Output the full listing below exactly as it reads, and skip anything that is a picture.

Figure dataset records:
□ □ □ □ □ □ □
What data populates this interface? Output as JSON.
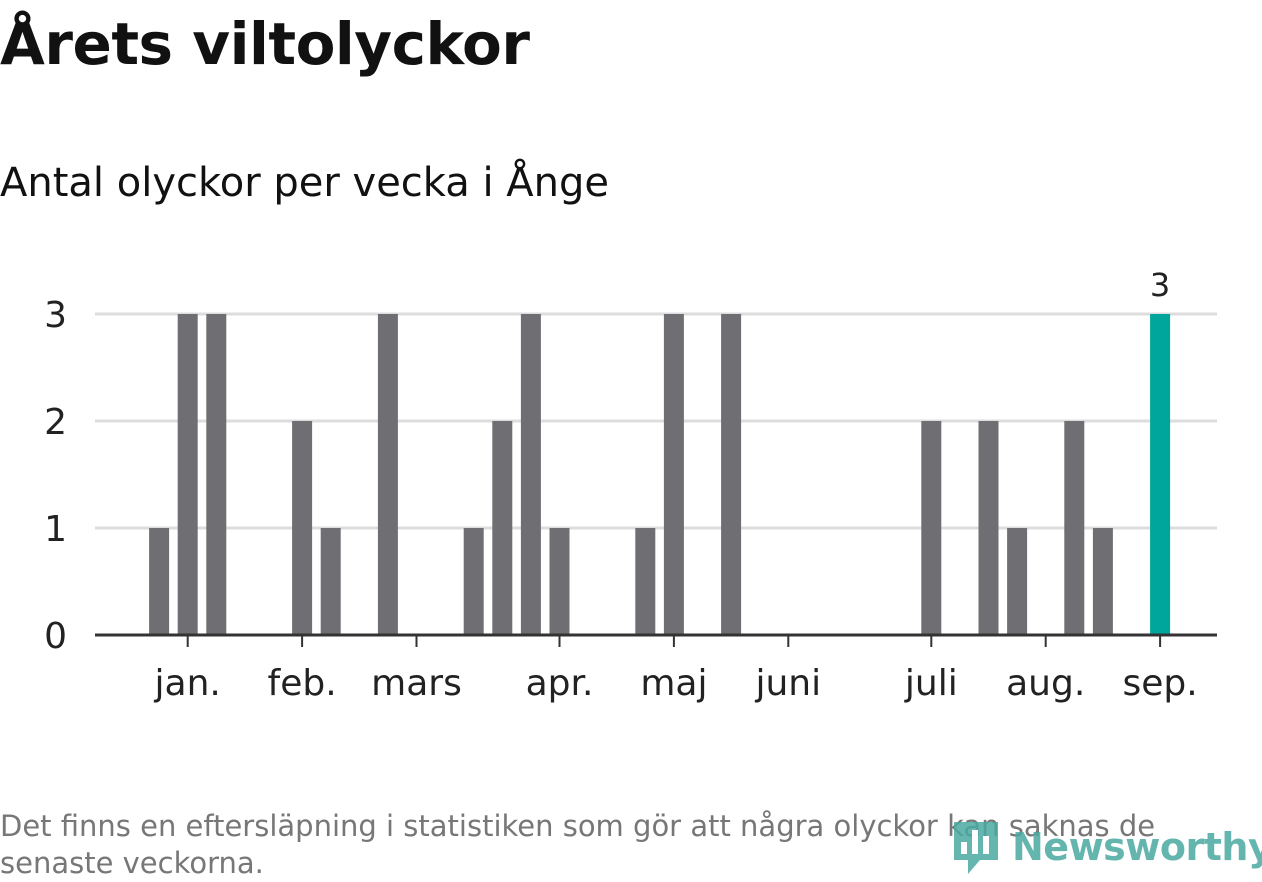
{
  "title": "Årets viltolyckor",
  "subtitle": "Antal olyckor per vecka i Ånge",
  "note": "Det finns en eftersläpning i statistiken som gör att några olyckor kan saknas de senaste veckorna.",
  "logo_text": "Newsworthy",
  "colors": {
    "bar": "#6f6e73",
    "highlight": "#00a69b",
    "grid": "#dddddd",
    "axis": "#333333",
    "text": "#222222",
    "logo": "#4aa9a1"
  },
  "chart_data": {
    "type": "bar",
    "title": "Årets viltolyckor",
    "subtitle": "Antal olyckor per vecka i Ånge",
    "xlabel": "",
    "ylabel": "",
    "ylim": [
      0,
      3
    ],
    "yticks": [
      0,
      1,
      2,
      3
    ],
    "grid": true,
    "x": [
      1,
      2,
      3,
      4,
      5,
      6,
      7,
      8,
      9,
      10,
      11,
      12,
      13,
      14,
      15,
      16,
      17,
      18,
      19,
      20,
      21,
      22,
      23,
      24,
      25,
      26,
      27,
      28,
      29,
      30,
      31,
      32,
      33,
      34,
      35,
      36,
      37,
      38
    ],
    "values": [
      0,
      1,
      3,
      3,
      0,
      0,
      2,
      1,
      0,
      3,
      0,
      0,
      1,
      2,
      3,
      1,
      0,
      0,
      1,
      3,
      0,
      3,
      0,
      0,
      0,
      0,
      0,
      0,
      2,
      0,
      2,
      1,
      0,
      2,
      1,
      0,
      3,
      0
    ],
    "highlight_index": 36,
    "highlight_label": "3",
    "month_ticks": [
      {
        "label": "jan.",
        "week": 3
      },
      {
        "label": "feb.",
        "week": 7
      },
      {
        "label": "mars",
        "week": 11
      },
      {
        "label": "apr.",
        "week": 16
      },
      {
        "label": "maj",
        "week": 20
      },
      {
        "label": "juni",
        "week": 24
      },
      {
        "label": "juli",
        "week": 29
      },
      {
        "label": "aug.",
        "week": 33
      },
      {
        "label": "sep.",
        "week": 37
      }
    ]
  }
}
□ □ □ □ □ □ □
### Written solution
What data populates this interface? Output as JSON.
{
  "title": "Årets viltolyckor",
  "subtitle": "Antal olyckor per vecka i Ånge",
  "note": "Det finns en eftersläpning i statistiken som gör att några olyckor kan saknas de senaste veckorna.",
  "logo_text": "Newsworthy",
  "colors": {
    "bar": "#6f6e73",
    "highlight": "#00a69b",
    "grid": "#dddddd",
    "axis": "#333333",
    "text": "#222222",
    "logo": "#4aa9a1"
  },
  "chart_data": {
    "type": "bar",
    "title": "Årets viltolyckor",
    "subtitle": "Antal olyckor per vecka i Ånge",
    "xlabel": "",
    "ylabel": "",
    "ylim": [
      0,
      3
    ],
    "yticks": [
      0,
      1,
      2,
      3
    ],
    "grid": true,
    "x": [
      1,
      2,
      3,
      4,
      5,
      6,
      7,
      8,
      9,
      10,
      11,
      12,
      13,
      14,
      15,
      16,
      17,
      18,
      19,
      20,
      21,
      22,
      23,
      24,
      25,
      26,
      27,
      28,
      29,
      30,
      31,
      32,
      33,
      34,
      35,
      36,
      37,
      38
    ],
    "values": [
      0,
      1,
      3,
      3,
      0,
      0,
      2,
      1,
      0,
      3,
      0,
      0,
      1,
      2,
      3,
      1,
      0,
      0,
      1,
      3,
      0,
      3,
      0,
      0,
      0,
      0,
      0,
      0,
      2,
      0,
      2,
      1,
      0,
      2,
      1,
      0,
      3,
      0
    ],
    "highlight_index": 36,
    "highlight_label": "3",
    "month_ticks": [
      {
        "label": "jan.",
        "week": 3
      },
      {
        "label": "feb.",
        "week": 7
      },
      {
        "label": "mars",
        "week": 11
      },
      {
        "label": "apr.",
        "week": 16
      },
      {
        "label": "maj",
        "week": 20
      },
      {
        "label": "juni",
        "week": 24
      },
      {
        "label": "juli",
        "week": 29
      },
      {
        "label": "aug.",
        "week": 33
      },
      {
        "label": "sep.",
        "week": 37
      }
    ]
  }
}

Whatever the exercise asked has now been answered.